Start of DATA FOR THE TASK
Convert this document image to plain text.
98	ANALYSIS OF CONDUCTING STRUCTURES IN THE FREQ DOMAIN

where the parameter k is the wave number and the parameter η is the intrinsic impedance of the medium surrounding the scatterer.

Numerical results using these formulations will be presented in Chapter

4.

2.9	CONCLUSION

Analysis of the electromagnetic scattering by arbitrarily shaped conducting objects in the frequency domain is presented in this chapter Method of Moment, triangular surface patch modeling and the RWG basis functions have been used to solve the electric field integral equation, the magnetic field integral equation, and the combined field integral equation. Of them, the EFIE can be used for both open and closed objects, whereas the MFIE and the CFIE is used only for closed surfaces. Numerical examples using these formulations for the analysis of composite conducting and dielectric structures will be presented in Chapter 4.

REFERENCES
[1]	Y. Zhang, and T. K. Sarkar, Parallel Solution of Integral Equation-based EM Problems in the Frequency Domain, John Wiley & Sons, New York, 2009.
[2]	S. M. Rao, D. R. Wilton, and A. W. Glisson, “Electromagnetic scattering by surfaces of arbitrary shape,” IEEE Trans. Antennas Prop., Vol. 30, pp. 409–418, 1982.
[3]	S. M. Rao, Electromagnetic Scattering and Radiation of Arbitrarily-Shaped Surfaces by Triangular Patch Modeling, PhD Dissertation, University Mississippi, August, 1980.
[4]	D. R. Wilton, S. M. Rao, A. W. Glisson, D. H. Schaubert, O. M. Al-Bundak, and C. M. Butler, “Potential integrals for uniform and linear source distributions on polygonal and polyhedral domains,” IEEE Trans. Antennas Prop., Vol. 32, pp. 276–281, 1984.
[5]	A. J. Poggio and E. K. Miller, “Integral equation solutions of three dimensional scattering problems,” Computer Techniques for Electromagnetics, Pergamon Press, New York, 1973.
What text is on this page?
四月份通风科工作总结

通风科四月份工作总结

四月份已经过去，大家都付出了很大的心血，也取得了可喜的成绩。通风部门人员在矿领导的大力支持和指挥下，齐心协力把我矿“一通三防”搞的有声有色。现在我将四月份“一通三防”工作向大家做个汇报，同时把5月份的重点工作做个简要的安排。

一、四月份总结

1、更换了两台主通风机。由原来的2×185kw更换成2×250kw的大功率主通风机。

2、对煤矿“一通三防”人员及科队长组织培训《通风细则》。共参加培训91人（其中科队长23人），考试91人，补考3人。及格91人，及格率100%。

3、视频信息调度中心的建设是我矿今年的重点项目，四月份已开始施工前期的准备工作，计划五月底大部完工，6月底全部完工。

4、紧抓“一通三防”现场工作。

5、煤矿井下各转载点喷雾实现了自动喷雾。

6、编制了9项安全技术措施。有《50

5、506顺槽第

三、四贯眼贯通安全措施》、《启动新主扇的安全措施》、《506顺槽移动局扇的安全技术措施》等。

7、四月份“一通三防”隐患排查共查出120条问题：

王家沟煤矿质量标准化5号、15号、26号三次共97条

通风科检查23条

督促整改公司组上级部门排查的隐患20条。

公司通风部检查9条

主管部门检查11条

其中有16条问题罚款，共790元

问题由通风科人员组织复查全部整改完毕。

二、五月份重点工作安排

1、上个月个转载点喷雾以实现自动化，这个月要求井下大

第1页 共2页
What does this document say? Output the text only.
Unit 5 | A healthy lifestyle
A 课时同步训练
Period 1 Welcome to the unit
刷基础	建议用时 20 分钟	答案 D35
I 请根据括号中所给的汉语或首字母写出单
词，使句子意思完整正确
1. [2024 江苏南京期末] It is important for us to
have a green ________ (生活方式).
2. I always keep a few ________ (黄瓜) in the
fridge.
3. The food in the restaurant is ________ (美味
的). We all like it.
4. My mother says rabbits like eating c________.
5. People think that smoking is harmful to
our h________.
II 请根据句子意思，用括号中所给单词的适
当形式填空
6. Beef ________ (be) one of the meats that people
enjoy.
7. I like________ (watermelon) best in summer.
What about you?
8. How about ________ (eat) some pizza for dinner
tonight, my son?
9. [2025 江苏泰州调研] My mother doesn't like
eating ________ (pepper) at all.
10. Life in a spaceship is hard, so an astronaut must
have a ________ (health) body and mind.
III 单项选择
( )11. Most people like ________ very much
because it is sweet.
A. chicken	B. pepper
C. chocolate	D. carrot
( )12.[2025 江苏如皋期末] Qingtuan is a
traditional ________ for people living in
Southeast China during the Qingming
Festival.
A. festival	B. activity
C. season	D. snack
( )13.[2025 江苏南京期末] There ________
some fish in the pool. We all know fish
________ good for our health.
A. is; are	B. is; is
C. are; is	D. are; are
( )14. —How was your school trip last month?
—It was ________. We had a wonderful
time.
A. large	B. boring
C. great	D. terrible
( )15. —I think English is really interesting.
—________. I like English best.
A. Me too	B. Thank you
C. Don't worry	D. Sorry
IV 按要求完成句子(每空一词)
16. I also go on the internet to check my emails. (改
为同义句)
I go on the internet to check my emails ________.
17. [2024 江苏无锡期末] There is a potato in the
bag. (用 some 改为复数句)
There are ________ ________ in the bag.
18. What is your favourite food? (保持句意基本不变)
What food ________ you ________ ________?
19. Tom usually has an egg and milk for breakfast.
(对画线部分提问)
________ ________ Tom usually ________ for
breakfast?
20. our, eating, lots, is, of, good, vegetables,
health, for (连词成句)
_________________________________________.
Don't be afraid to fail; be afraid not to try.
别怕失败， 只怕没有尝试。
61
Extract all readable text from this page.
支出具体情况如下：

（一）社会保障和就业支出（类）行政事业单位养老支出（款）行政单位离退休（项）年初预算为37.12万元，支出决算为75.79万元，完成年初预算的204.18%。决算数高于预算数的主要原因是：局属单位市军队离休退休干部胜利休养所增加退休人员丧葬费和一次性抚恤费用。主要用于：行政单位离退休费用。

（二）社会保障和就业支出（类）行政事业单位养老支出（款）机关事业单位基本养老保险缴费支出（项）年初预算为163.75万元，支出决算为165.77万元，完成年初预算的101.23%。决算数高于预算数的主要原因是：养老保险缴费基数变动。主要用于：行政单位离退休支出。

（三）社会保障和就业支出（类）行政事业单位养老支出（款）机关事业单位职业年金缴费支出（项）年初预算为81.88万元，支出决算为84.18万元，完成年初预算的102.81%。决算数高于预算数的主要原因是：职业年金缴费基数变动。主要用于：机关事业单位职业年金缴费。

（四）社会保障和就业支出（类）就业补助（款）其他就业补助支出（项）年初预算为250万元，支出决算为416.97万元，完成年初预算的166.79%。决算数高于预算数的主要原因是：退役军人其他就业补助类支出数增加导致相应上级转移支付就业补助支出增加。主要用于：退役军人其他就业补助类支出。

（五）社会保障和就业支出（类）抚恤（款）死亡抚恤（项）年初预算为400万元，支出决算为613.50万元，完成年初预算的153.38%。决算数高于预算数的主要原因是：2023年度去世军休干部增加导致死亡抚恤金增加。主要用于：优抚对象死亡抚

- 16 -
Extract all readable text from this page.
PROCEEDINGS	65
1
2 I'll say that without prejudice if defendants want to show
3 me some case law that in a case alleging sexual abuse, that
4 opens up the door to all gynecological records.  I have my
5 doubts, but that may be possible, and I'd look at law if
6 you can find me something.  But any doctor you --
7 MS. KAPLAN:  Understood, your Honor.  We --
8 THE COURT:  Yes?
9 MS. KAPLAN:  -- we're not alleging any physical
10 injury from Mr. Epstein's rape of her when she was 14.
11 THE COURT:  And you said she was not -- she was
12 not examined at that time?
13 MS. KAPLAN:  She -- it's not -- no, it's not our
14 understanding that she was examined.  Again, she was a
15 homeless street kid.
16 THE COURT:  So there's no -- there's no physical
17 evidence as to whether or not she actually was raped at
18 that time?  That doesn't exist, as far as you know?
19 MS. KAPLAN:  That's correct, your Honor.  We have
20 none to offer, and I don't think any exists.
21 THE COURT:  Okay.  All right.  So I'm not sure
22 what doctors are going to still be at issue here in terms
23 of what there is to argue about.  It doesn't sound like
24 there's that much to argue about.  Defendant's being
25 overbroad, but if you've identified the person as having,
End of DATA FOR THE TASK
## EXERCISE DETAILS
In the listing, find all lines with the string "using" and copy them.

## TASK ANSWER
Numerical results using these formulations will be presented in Chapter
Analysis of the electromagnetic scattering by arbitrarily shaped conducting objects in the frequency domain is presented in this chapter Method of Moment, triangular surface patch modeling and the RWG basis functions have been used to solve the electric field integral equation, the magnetic field integral equation, and the combined field integral equation. Of them, the EFIE can be used for both open and closed objects, whereas the MFIE and the CFIE is used only for closed surfaces. Numerical examples using these formulations for the analysis of composite conducting and dielectric structures will be presented in Chapter 4.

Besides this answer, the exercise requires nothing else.